Start Raw records

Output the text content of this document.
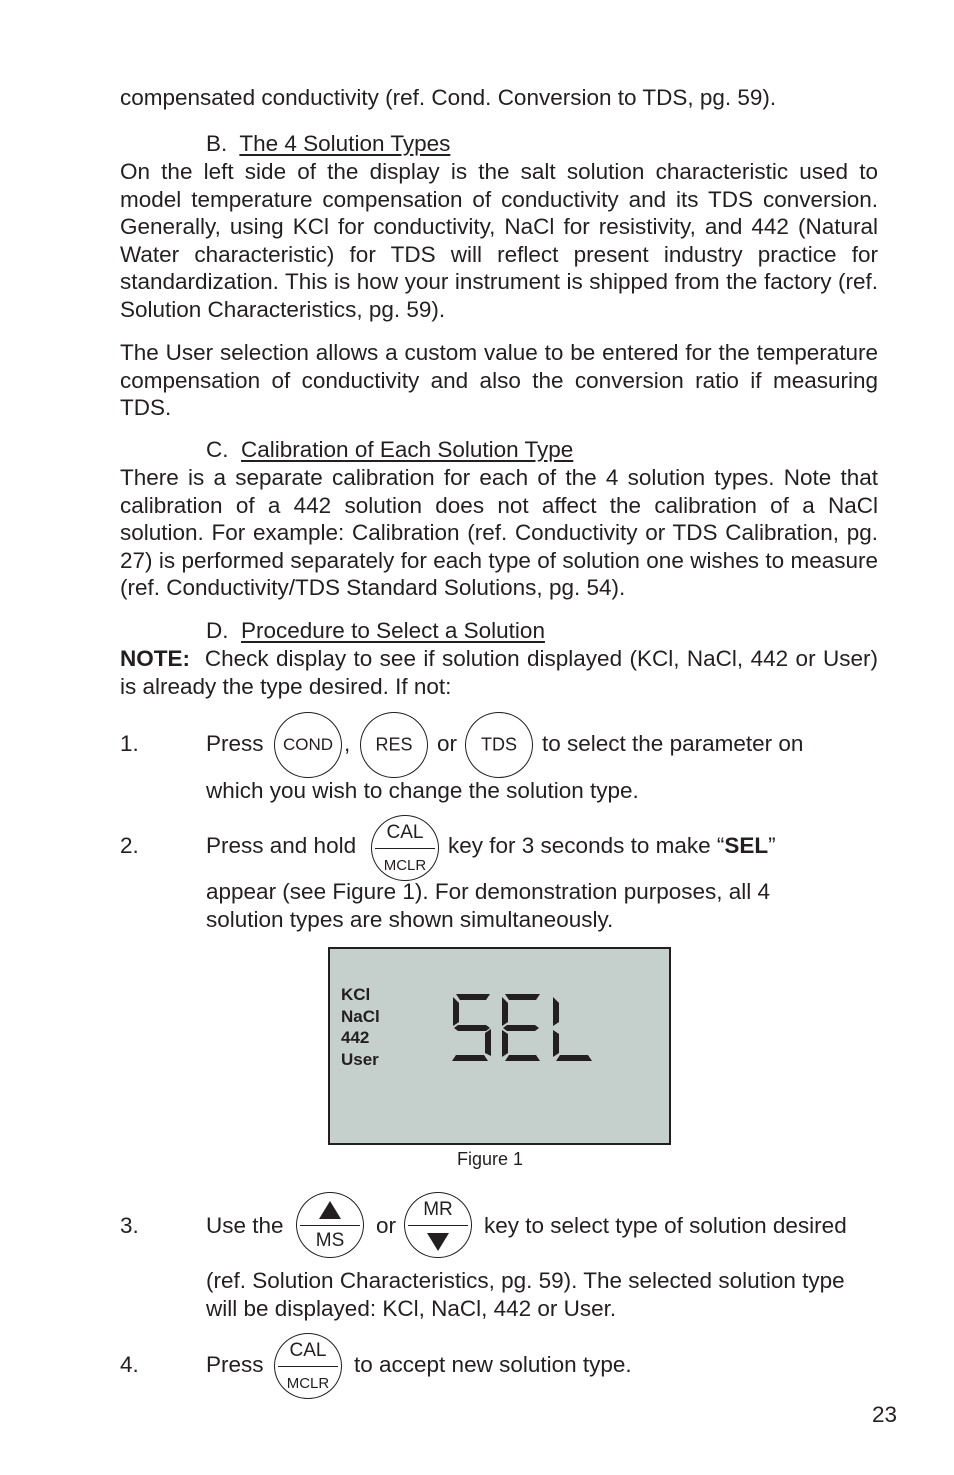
compensated conductivity (ref. Cond. Conversion to TDS, pg. 59).
B. The 4 Solution Types
On the left side of the display is the salt solution characteristic used to model temperature compensation of conductivity and its TDS conversion. Generally, using KCl for conductivity, NaCl for resistivity, and 442 (Natural Water characteristic) for TDS will reflect present industry practice for standardization. This is how your instrument is shipped from the factory (ref. Solution Characteristics, pg. 59).
The User selection allows a custom value to be entered for the temperature compensation of conductivity and also the conversion ratio if measuring TDS.
C. Calibration of Each Solution Type
There is a separate calibration for each of the 4 solution types. Note that calibration of a 442 solution does not affect the calibration of a NaCl solution. For example: Calibration (ref. Conductivity or TDS Calibration, pg. 27) is performed separately for each type of solution one wishes to measure (ref. Conductivity/TDS Standard Solutions, pg. 54).
D. Procedure to Select a Solution
NOTE: Check display to see if solution displayed (KCl, NaCl, 442 or User) is already the type desired. If not:
1.	Press	COND ,	RES	or	TDS	to select the parameter on
which you wish to change the solution type.
2.	Press and hold
CAL
MCLR
key for 3 seconds to make “SEL”
appear (see Figure 1). For demonstration purposes, all 4 solution types are shown simultaneously.
KCl
NaCl
442
User
Figure 1
3.	Use the
MS
or
MR
key to select type of solution desired
(ref. Solution Characteristics, pg. 59). The selected solution type will be displayed: KCl, NaCl, 442 or User.
4.	Press
CAL
MCLR
to accept new solution type.
23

End Raw records

§ **Task directions**: Find the word "will" in the material, then list each line that holds it.

§ **Result of this task**:
On the left side of the display is the salt solution characteristic used to model temperature compensation of conductivity and its TDS conversion. Generally, using KCl for conductivity, NaCl for resistivity, and 442 (Natural Water characteristic) for TDS will reflect present industry practice for standardization. This is how your instrument is shipped from the factory (ref. Solution Characteristics, pg. 59).
(ref. Solution Characteristics, pg. 59). The selected solution type will be displayed: KCl, NaCl, 442 or User.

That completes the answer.